++++ MATERIAL

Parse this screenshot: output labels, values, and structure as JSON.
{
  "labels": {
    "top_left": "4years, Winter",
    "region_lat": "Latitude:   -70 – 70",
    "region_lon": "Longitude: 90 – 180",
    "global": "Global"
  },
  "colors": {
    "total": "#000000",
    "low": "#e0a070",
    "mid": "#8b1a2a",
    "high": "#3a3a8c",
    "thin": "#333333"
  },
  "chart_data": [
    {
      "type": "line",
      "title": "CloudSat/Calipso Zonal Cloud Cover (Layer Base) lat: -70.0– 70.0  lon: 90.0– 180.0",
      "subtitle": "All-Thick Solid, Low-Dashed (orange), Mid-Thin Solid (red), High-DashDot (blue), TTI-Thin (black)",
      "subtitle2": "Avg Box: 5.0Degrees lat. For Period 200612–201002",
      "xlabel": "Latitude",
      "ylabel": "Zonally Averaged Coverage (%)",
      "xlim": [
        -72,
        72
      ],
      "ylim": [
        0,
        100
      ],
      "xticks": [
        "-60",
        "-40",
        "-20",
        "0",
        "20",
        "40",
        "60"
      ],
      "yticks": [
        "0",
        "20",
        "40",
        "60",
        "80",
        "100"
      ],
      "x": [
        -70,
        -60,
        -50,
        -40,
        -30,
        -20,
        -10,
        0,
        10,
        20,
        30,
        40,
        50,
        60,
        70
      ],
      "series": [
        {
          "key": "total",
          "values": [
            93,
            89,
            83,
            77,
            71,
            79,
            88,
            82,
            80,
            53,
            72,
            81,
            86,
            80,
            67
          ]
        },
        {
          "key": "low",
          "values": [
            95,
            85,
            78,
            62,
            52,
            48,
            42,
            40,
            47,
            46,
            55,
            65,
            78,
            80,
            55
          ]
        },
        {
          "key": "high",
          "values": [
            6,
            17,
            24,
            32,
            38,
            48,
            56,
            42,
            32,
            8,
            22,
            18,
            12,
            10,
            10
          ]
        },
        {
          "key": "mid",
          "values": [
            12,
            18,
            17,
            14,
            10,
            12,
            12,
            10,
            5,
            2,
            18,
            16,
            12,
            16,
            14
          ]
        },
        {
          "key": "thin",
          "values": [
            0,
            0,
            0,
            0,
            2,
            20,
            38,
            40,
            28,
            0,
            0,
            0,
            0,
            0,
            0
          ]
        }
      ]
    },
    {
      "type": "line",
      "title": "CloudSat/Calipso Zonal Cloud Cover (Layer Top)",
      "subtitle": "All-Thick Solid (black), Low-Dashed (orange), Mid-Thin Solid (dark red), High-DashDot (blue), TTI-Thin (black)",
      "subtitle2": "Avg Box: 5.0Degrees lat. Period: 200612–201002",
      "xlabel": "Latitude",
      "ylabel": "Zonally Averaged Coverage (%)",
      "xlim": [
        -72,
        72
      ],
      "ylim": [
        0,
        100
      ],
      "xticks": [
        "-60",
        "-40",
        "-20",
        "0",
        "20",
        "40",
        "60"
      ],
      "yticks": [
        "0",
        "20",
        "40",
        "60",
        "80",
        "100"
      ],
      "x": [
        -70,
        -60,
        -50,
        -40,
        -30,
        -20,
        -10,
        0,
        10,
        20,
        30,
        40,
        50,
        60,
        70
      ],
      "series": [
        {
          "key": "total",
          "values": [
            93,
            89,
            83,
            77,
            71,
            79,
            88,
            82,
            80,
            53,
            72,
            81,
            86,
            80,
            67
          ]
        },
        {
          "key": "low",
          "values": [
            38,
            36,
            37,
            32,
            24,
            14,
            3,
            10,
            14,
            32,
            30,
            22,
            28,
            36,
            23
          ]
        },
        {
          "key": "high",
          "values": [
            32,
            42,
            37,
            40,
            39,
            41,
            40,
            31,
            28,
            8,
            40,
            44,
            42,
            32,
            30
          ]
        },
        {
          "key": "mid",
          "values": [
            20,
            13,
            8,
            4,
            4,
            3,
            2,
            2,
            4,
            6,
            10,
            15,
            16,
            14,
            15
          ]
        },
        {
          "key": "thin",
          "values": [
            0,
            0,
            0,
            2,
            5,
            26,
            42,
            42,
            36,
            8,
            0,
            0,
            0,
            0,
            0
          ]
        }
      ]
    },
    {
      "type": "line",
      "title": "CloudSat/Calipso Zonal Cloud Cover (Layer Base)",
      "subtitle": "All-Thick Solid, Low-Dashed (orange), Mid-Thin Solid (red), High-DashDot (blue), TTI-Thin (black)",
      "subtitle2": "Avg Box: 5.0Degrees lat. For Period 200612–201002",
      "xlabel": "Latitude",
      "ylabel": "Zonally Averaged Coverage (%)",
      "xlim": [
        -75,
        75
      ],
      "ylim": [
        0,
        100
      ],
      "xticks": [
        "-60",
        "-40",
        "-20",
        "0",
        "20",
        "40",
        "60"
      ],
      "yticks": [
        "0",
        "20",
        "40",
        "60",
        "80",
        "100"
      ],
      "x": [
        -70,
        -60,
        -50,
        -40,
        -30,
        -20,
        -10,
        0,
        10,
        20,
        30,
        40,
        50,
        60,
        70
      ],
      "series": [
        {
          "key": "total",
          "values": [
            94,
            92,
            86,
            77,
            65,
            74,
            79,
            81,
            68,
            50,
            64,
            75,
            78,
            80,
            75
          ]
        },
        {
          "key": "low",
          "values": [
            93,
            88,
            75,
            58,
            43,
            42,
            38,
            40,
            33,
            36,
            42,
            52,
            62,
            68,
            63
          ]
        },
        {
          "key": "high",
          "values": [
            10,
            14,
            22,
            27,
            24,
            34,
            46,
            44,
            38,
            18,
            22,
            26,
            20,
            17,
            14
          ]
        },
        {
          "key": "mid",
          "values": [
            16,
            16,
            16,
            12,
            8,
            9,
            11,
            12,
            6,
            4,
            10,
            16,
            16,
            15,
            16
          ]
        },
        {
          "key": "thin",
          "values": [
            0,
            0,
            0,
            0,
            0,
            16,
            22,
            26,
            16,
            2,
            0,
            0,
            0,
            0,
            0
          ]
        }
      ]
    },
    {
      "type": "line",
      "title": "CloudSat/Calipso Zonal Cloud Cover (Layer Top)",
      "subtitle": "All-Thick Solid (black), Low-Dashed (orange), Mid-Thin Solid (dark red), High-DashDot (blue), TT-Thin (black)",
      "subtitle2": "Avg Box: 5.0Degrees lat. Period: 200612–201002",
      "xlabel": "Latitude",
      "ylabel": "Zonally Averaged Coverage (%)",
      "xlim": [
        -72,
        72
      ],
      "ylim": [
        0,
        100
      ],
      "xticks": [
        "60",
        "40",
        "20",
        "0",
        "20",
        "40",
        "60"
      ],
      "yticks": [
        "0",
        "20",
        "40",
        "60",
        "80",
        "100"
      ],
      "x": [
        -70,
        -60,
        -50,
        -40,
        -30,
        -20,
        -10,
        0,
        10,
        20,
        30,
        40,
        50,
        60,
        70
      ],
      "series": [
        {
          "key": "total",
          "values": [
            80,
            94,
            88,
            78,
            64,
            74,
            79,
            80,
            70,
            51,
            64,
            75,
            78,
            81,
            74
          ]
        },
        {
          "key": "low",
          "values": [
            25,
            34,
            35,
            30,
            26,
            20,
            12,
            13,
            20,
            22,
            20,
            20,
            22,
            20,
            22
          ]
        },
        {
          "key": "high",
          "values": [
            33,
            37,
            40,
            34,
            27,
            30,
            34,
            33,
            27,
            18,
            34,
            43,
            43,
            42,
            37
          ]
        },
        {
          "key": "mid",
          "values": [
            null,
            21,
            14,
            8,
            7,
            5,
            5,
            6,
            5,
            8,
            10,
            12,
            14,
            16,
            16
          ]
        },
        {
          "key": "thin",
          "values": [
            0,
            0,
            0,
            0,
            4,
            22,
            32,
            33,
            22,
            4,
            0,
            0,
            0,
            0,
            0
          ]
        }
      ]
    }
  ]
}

++++++++

▶ **WORK TO COMPLETE**
Consider the entries above and return each line with the string "Solid".

▶ **SOLUTION FOR THIS PROBLEM**
      "subtitle": "All-Thick Solid, Low-Dashed (orange), Mid-Thin Solid (red), High-DashDot (blue), TTI-Thin (black)",
      "subtitle": "All-Thick Solid (black), Low-Dashed (orange), Mid-Thin Solid (dark red), High-DashDot (blue), TTI-Thin (black)",
      "subtitle": "All-Thick Solid, Low-Dashed (orange), Mid-Thin Solid (red), High-DashDot (blue), TTI-Thin (black)",
      "subtitle": "All-Thick Solid (black), Low-Dashed (orange), Mid-Thin Solid (dark red), High-DashDot (blue), TT-Thin (black)",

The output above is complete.